## Dataset items
──────────

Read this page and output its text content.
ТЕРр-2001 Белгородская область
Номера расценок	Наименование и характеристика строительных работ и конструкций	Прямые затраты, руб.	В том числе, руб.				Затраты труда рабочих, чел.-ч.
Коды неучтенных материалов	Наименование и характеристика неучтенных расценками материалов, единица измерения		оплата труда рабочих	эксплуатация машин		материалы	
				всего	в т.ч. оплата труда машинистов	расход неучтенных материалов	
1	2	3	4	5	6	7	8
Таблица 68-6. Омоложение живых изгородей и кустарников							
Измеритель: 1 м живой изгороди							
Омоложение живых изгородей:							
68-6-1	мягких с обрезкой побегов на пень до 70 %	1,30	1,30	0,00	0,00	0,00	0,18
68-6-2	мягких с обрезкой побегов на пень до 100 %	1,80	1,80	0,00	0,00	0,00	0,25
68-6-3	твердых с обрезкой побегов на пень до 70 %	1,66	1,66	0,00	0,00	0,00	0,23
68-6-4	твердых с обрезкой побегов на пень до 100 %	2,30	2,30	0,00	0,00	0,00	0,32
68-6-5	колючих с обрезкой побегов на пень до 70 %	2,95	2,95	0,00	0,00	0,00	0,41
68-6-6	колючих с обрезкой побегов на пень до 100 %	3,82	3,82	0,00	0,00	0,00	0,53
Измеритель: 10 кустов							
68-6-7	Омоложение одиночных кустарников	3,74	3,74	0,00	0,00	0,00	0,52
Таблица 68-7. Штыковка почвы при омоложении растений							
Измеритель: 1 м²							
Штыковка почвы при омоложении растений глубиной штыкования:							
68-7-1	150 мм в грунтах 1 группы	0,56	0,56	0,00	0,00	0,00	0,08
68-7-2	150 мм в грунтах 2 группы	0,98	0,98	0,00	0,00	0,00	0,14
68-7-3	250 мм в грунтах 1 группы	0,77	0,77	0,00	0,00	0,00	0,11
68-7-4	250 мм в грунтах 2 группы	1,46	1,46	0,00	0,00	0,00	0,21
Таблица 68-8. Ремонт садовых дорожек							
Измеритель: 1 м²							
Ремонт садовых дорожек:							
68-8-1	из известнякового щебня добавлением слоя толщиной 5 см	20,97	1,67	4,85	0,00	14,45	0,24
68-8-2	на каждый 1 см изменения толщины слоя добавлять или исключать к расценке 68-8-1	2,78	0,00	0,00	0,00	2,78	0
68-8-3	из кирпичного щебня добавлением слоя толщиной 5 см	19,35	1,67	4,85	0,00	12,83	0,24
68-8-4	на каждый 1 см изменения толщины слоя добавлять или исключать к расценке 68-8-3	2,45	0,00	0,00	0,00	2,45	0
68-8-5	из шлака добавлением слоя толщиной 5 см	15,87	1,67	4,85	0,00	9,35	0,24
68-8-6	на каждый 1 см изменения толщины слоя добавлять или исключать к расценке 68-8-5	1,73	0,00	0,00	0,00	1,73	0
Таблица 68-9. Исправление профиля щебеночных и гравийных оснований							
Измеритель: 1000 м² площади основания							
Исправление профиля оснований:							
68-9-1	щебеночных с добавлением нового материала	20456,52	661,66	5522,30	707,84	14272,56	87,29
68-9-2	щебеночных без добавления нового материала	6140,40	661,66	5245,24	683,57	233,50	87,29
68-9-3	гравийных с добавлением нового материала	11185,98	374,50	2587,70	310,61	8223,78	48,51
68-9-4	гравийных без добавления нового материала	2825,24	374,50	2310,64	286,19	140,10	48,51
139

──────────

## GIVEN EXERCISE
Scan the records above for the string "щебня", then report every line that contains it.

## EXERCISE ANSWER
68-8-1	из известнякового щебня добавлением слоя толщиной 5 см	20,97	1,67	4,85	0,00	14,45	0,24
68-8-3	из кирпичного щебня добавлением слоя толщиной 5 см	19,35	1,67	4,85	0,00	12,83	0,24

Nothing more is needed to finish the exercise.